*TASK GOAL*:
Search the data for the word "this". Reproduce every line where it is found.

## BEGIN

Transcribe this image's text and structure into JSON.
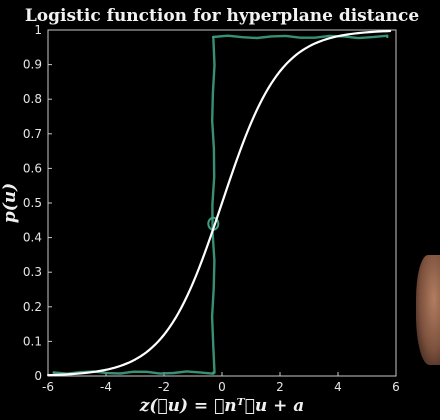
{
  "chart_data": {
    "type": "line",
    "title": "Logistic function for hyperplane distance",
    "xlabel": "z(⃗u) = ⃗nᵀ⃗u + a",
    "ylabel": "p(u)",
    "xlim": [
      -6,
      6
    ],
    "ylim": [
      0,
      1
    ],
    "xticks": [
      "-6",
      "-4",
      "-2",
      "0",
      "2",
      "4",
      "6"
    ],
    "yticks": [
      "0",
      "0.1",
      "0.2",
      "0.3",
      "0.4",
      "0.5",
      "0.6",
      "0.7",
      "0.8",
      "0.9",
      "1"
    ],
    "grid": false,
    "series": [
      {
        "color": "#ffffff",
        "function": "logistic",
        "x": [
          -6,
          -5,
          -4,
          -3,
          -2,
          -1,
          0,
          1,
          2,
          3,
          4,
          5,
          5.8
        ],
        "values": [
          0.003,
          0.007,
          0.018,
          0.047,
          0.119,
          0.269,
          0.5,
          0.731,
          0.881,
          0.953,
          0.982,
          0.993,
          0.997
        ]
      },
      {
        "color": "#3f9e83",
        "style": "hand-drawn step",
        "x": [
          -5.8,
          -0.3,
          -0.3,
          5.7
        ],
        "values": [
          0.01,
          0.01,
          0.98,
          0.98
        ]
      }
    ],
    "annotations": [
      {
        "type": "circle",
        "color": "#3f9e83",
        "x": -0.3,
        "y": 0.44
      }
    ]
  }
}
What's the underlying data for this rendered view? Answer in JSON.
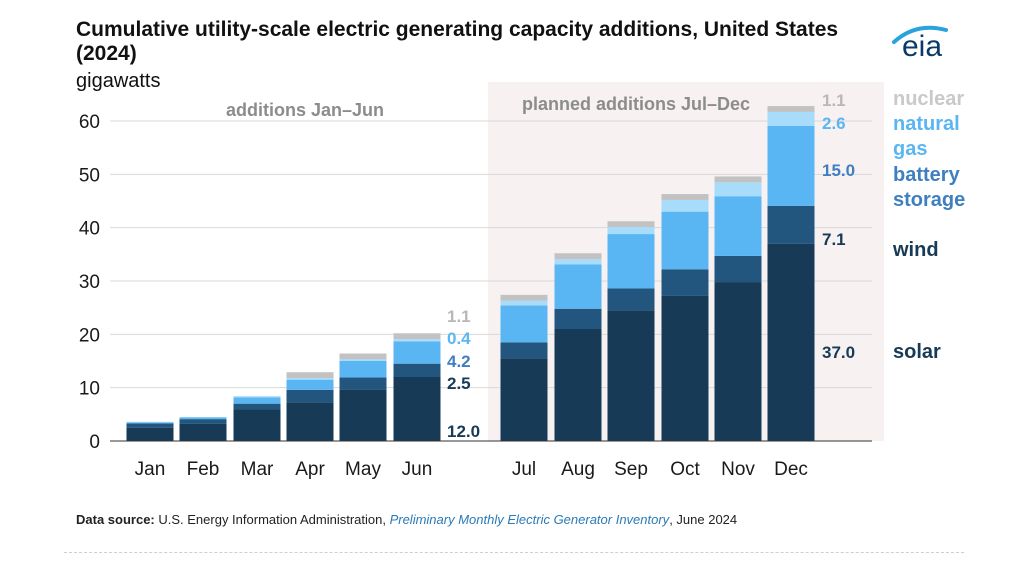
{
  "header": {
    "title": "Cumulative utility-scale electric generating capacity additions, United States (2024)",
    "unit": "gigawatts",
    "logo_text": "eia"
  },
  "colors": {
    "solar": "#173a56",
    "wind": "#22567e",
    "battery": "#5ab6f2",
    "natural_gas": "#a7dcfb",
    "nuclear": "#c2c2c2",
    "planned_shade": "#f7f1f2",
    "legend_solar": "#173a56",
    "legend_wind": "#173a56",
    "legend_battery": "#3f7fc0",
    "legend_gas": "#5ab6f2",
    "legend_nuclear": "#c9c9c9"
  },
  "chart_data": {
    "type": "bar",
    "stacked": true,
    "title": "Cumulative utility-scale electric generating capacity additions, United States (2024)",
    "ylabel": "gigawatts",
    "ylim": [
      0,
      60
    ],
    "yticks": [
      "0",
      "10",
      "20",
      "30",
      "40",
      "50",
      "60"
    ],
    "categories": [
      "Jan",
      "Feb",
      "Mar",
      "Apr",
      "May",
      "Jun",
      "Jul",
      "Aug",
      "Sep",
      "Oct",
      "Nov",
      "Dec"
    ],
    "series": [
      {
        "name": "solar",
        "key": "solar",
        "values": [
          2.5,
          3.2,
          5.9,
          7.2,
          9.7,
          12.0,
          15.5,
          21.0,
          24.5,
          27.2,
          29.8,
          37.0
        ]
      },
      {
        "name": "wind",
        "key": "wind",
        "values": [
          0.8,
          0.9,
          1.1,
          2.4,
          2.2,
          2.5,
          3.0,
          3.8,
          4.1,
          5.0,
          4.9,
          7.1
        ]
      },
      {
        "name": "battery storage",
        "key": "battery",
        "values": [
          0.2,
          0.3,
          1.2,
          1.9,
          3.1,
          4.2,
          6.9,
          8.3,
          10.2,
          10.8,
          11.2,
          15.0
        ]
      },
      {
        "name": "natural gas",
        "key": "natural_gas",
        "values": [
          0.1,
          0.1,
          0.2,
          0.3,
          0.3,
          0.4,
          0.9,
          1.0,
          1.3,
          2.2,
          2.6,
          2.6
        ]
      },
      {
        "name": "nuclear",
        "key": "nuclear",
        "values": [
          0.0,
          0.0,
          0.0,
          1.1,
          1.1,
          1.1,
          1.1,
          1.1,
          1.1,
          1.1,
          1.1,
          1.1
        ]
      }
    ],
    "section_labels": {
      "actual": "additions Jan–Jun",
      "planned": "planned additions Jul–Dec"
    },
    "jun_labels": {
      "solar": "12.0",
      "wind": "2.5",
      "battery": "4.2",
      "natural_gas": "0.4",
      "nuclear": "1.1"
    },
    "dec_labels": {
      "solar": "37.0",
      "wind": "7.1",
      "battery": "15.0",
      "natural_gas": "2.6",
      "nuclear": "1.1"
    },
    "legend": {
      "nuclear": "nuclear",
      "natural_gas_1": "natural",
      "natural_gas_2": "gas",
      "battery_1": "battery",
      "battery_2": "storage",
      "wind": "wind",
      "solar": "solar"
    }
  },
  "footer": {
    "source_label": "Data source:",
    "source_org": " U.S. Energy Information Administration, ",
    "source_pub": "Preliminary Monthly Electric Generator Inventory",
    "source_date": ", June 2024"
  }
}
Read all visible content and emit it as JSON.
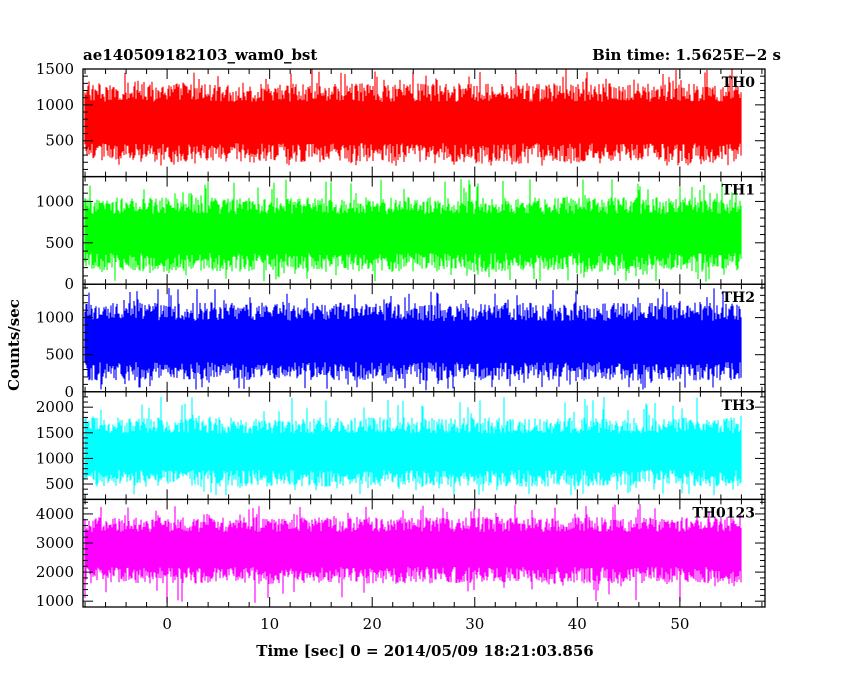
{
  "chart_data": {
    "type": "line",
    "title_left": "ae140509182103_wam0_bst",
    "title_right": "Bin time: 1.5625E−2 s",
    "xlabel": "Time [sec] 0 = 2014/05/09 18:21:03.856",
    "ylabel": "Counts/sec",
    "xlim": [
      -8.2,
      58.3
    ],
    "x_ticks": [
      0,
      10,
      20,
      30,
      40,
      50
    ],
    "data_x_range": [
      -8.0,
      56.0
    ],
    "bin_time": 0.015625,
    "grid": false,
    "panels": [
      {
        "label": "TH0",
        "color": "#ff0000",
        "ylim": [
          0,
          1500
        ],
        "y_ticks": [
          500,
          1000,
          1500
        ],
        "y_tick_labels": [
          "500",
          "1000",
          "1500"
        ],
        "typical_min": 200,
        "typical_max": 1300,
        "approx_mean": 730,
        "extreme_min": 150,
        "extreme_max": 1500
      },
      {
        "label": "TH1",
        "color": "#00ff00",
        "ylim": [
          0,
          1300
        ],
        "y_ticks": [
          0,
          500,
          1000
        ],
        "y_tick_labels": [
          "0",
          "500",
          "1000"
        ],
        "typical_min": 150,
        "typical_max": 1050,
        "approx_mean": 600,
        "extreme_min": 30,
        "extreme_max": 1270
      },
      {
        "label": "TH2",
        "color": "#0000ff",
        "ylim": [
          0,
          1450
        ],
        "y_ticks": [
          0,
          500,
          1000
        ],
        "y_tick_labels": [
          "0",
          "500",
          "1000"
        ],
        "typical_min": 150,
        "typical_max": 1200,
        "approx_mean": 650,
        "extreme_min": 20,
        "extreme_max": 1400
      },
      {
        "label": "TH3",
        "color": "#00ffff",
        "ylim": [
          200,
          2300
        ],
        "y_ticks": [
          500,
          1000,
          1500,
          2000
        ],
        "y_tick_labels": [
          "500",
          "1000",
          "1500",
          "2000"
        ],
        "typical_min": 450,
        "typical_max": 1800,
        "approx_mean": 1100,
        "extreme_min": 280,
        "extreme_max": 2200
      },
      {
        "label": "TH0123",
        "color": "#ff00ff",
        "ylim": [
          800,
          4500
        ],
        "y_ticks": [
          1000,
          2000,
          3000,
          4000
        ],
        "y_tick_labels": [
          "1000",
          "2000",
          "3000",
          "4000"
        ],
        "typical_min": 1600,
        "typical_max": 3900,
        "approx_mean": 2750,
        "extreme_min": 900,
        "extreme_max": 4350
      }
    ]
  }
}
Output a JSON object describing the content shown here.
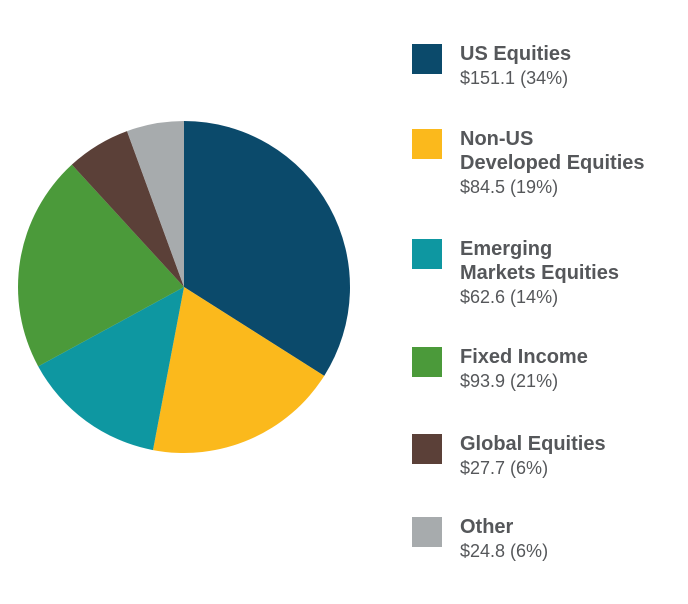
{
  "chart_data": {
    "type": "pie",
    "title": "",
    "slices": [
      {
        "label": "US Equities",
        "value": 151.1,
        "value_text": "$151.1",
        "percent_text": "34%",
        "color": "#0b4a6b"
      },
      {
        "label": "Non-US\nDeveloped Equities",
        "value": 84.5,
        "value_text": "$84.5",
        "percent_text": "19%",
        "color": "#fbb91c"
      },
      {
        "label": "Emerging\nMarkets Equities",
        "value": 62.6,
        "value_text": "$62.6",
        "percent_text": "14%",
        "color": "#0e97a1"
      },
      {
        "label": "Fixed Income",
        "value": 93.9,
        "value_text": "$93.9",
        "percent_text": "21%",
        "color": "#4b9a3a"
      },
      {
        "label": "Global Equities",
        "value": 27.7,
        "value_text": "$27.7",
        "percent_text": "6%",
        "color": "#5b4038"
      },
      {
        "label": "Other",
        "value": 24.8,
        "value_text": "$24.8",
        "percent_text": "6%",
        "color": "#a7abad"
      }
    ],
    "legend_position": "right",
    "start_angle": "12 o'clock, clockwise"
  }
}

## END

*COMPLETE RESPONSE*:
Transcribe this image's text and structure into JSON.
What's the underlying data for this rendered view? Answer in JSON.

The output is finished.